Instruction
Return all lines below containing the word "years".

(Collection entries)
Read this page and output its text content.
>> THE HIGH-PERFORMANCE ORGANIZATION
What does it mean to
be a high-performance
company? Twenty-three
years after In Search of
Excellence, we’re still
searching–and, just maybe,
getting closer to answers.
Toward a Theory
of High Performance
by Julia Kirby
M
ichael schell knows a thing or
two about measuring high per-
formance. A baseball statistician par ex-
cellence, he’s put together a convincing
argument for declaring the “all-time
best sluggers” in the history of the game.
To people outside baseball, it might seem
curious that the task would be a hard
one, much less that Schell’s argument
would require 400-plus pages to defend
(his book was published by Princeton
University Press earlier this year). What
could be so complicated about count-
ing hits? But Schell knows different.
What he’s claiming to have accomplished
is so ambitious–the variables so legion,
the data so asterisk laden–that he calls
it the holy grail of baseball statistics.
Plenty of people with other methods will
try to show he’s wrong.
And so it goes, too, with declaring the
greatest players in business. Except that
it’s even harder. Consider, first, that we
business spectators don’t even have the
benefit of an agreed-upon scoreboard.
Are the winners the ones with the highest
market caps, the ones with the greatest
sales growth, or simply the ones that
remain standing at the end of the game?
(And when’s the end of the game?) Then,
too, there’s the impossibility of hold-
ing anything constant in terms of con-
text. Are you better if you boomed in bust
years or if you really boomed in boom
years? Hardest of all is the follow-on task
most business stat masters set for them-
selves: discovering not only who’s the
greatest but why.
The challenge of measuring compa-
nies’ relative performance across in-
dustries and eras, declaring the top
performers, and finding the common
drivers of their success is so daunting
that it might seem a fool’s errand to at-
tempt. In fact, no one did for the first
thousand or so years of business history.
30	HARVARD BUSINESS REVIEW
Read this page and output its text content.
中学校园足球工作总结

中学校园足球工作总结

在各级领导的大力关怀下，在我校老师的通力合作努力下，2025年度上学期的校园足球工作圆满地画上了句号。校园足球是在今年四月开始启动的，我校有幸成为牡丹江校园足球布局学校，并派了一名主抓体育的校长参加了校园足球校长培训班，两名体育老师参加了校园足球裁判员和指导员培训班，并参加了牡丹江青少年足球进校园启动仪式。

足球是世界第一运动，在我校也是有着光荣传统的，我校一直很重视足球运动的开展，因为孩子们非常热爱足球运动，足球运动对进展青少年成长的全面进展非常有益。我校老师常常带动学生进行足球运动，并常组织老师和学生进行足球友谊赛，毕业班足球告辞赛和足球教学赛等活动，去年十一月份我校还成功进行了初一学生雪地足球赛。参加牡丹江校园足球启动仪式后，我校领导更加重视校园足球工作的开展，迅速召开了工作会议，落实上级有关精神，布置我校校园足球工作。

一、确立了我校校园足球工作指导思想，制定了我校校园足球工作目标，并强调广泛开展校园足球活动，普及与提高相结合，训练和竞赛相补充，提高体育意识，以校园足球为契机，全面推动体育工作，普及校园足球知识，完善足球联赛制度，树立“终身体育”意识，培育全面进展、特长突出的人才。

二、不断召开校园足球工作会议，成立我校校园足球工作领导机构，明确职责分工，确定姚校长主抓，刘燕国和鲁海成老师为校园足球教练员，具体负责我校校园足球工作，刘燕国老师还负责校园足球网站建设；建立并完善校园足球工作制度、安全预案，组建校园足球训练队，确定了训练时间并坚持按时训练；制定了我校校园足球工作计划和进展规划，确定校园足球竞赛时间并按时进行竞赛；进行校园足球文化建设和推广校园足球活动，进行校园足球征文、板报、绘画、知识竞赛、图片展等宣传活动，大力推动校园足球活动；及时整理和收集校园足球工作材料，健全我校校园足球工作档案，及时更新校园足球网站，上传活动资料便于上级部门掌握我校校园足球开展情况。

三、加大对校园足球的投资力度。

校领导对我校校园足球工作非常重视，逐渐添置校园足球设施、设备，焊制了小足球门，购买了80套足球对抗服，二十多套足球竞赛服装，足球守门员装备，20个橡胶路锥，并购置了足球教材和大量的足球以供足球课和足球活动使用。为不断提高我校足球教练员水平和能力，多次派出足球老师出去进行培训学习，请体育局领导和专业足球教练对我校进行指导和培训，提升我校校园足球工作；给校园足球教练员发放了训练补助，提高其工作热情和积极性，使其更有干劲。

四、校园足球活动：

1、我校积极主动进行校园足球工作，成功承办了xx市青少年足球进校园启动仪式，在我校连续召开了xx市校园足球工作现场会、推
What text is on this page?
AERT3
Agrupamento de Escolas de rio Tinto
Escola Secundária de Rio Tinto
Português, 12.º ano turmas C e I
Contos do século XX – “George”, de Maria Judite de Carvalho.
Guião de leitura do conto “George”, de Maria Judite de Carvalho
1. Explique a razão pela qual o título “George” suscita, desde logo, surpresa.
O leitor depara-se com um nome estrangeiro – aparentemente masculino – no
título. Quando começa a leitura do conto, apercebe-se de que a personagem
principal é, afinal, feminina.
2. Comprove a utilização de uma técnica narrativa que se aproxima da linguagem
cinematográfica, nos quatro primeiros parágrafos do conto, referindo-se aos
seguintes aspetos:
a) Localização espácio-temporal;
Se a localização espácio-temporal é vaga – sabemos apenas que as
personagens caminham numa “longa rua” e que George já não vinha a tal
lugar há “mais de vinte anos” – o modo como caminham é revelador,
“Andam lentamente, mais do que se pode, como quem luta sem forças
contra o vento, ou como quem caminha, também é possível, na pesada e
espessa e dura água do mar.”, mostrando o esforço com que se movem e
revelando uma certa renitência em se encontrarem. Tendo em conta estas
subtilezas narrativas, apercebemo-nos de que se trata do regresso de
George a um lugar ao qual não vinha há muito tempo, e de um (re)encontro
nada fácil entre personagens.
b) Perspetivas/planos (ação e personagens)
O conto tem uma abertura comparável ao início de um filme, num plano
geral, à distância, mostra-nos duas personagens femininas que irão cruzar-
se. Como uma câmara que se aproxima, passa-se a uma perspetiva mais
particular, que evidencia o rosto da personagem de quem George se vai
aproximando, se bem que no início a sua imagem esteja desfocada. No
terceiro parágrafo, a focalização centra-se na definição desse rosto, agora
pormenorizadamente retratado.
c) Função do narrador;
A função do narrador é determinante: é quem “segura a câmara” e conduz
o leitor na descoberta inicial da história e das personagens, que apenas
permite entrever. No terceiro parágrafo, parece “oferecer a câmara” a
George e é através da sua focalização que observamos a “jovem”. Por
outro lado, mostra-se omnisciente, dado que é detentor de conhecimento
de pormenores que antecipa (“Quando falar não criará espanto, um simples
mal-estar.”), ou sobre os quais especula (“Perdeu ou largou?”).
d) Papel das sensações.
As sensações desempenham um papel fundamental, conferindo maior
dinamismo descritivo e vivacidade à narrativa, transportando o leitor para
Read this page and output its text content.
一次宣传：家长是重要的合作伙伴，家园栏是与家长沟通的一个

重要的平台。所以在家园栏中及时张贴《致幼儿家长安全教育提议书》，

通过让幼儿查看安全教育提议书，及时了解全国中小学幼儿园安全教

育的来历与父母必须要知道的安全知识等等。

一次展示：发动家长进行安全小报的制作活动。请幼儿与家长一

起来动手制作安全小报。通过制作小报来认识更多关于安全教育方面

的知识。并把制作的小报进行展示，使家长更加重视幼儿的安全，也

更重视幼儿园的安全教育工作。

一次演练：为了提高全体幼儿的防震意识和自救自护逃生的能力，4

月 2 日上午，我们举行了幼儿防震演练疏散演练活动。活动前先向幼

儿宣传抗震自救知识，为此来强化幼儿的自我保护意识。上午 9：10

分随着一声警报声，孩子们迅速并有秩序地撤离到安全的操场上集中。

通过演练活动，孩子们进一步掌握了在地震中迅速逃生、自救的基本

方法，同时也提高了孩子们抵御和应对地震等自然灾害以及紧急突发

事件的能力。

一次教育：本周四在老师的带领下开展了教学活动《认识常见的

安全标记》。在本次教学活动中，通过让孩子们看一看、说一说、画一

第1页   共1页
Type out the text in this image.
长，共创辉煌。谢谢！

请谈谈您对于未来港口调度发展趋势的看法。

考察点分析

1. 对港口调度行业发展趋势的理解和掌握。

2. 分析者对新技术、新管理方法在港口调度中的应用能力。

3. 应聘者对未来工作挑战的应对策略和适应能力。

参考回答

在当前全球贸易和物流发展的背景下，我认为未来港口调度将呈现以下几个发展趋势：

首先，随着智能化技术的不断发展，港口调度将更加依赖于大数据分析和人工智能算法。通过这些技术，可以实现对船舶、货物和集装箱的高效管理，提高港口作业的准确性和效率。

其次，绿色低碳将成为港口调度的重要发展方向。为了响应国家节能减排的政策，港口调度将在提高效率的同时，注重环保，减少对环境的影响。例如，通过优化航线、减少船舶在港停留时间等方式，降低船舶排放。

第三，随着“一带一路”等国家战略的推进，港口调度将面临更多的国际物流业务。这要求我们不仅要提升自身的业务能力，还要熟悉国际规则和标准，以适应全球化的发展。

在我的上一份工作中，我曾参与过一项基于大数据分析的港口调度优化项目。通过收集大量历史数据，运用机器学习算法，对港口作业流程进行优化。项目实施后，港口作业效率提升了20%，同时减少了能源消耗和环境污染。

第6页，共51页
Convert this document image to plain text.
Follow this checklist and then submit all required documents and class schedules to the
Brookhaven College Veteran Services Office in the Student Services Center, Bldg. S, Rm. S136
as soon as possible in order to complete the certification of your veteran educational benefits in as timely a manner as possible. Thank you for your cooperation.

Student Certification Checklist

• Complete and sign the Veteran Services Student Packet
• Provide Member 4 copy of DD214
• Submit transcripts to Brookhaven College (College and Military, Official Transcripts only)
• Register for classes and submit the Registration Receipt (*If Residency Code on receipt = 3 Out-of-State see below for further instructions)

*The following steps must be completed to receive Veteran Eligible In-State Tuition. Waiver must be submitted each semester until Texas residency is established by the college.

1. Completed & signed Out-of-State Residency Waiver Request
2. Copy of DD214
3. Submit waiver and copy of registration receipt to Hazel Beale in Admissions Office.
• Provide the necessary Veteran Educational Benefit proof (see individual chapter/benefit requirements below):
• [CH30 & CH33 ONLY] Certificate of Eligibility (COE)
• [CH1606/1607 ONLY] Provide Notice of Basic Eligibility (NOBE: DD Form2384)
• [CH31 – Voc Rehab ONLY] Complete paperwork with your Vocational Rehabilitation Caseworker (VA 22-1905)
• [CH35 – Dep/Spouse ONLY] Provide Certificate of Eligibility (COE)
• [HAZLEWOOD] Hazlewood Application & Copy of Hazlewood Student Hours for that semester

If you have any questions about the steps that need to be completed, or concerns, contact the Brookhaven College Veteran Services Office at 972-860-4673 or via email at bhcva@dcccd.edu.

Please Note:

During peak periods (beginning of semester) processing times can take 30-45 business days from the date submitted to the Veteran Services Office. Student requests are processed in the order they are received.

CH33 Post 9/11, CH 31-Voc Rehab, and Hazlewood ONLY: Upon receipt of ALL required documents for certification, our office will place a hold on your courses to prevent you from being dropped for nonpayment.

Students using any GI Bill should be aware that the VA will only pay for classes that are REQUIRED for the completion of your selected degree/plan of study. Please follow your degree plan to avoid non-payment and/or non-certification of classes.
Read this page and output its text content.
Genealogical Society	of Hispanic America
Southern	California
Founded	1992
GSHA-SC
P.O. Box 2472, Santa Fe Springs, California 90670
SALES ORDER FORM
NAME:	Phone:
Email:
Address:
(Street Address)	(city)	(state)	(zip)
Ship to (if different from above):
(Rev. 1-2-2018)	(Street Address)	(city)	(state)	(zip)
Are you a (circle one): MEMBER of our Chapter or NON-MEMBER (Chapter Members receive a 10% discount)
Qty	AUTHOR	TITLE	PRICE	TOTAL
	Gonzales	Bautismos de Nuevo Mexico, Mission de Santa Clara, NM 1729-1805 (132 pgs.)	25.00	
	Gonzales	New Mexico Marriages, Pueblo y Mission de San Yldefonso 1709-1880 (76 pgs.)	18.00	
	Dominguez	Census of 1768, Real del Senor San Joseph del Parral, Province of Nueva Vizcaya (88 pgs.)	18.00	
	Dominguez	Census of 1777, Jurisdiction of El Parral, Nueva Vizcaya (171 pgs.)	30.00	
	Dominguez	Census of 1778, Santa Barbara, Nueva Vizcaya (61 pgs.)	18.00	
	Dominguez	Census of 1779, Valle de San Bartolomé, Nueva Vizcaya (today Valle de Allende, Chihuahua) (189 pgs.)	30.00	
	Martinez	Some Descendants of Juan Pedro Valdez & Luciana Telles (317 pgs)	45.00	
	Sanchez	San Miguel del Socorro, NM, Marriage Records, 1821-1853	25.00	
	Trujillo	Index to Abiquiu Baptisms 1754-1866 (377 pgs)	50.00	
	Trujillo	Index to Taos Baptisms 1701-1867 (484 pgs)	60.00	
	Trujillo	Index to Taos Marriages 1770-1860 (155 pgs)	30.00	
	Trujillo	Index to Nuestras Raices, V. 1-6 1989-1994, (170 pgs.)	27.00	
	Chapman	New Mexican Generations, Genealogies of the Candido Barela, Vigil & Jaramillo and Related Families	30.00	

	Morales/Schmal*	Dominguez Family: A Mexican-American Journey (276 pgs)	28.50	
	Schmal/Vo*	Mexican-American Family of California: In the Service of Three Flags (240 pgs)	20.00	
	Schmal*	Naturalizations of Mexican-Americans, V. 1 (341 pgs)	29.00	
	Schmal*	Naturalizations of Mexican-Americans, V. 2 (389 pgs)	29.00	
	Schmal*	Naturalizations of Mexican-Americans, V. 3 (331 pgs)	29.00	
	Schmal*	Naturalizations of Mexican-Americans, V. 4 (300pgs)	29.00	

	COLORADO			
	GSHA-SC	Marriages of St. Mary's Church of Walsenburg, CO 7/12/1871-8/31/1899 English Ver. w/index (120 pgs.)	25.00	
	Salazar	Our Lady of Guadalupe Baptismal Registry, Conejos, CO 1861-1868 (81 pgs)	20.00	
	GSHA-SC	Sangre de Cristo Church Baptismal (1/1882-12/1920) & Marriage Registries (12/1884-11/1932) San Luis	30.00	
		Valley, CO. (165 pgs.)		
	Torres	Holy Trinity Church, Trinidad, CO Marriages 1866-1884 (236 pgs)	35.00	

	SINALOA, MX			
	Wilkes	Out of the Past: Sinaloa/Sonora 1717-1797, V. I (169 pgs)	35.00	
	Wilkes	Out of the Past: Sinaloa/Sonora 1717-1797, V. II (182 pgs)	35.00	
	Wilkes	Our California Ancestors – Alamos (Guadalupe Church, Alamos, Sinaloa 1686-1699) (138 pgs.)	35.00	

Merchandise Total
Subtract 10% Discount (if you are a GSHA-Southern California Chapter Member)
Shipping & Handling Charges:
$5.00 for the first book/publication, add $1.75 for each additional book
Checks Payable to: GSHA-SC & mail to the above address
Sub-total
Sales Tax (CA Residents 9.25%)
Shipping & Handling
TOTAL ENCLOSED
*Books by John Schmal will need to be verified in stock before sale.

Exercise response
years after In Search of
years or if you really boomed in boom
years? Hardest of all is the follow-on task
thousand or so years of business history.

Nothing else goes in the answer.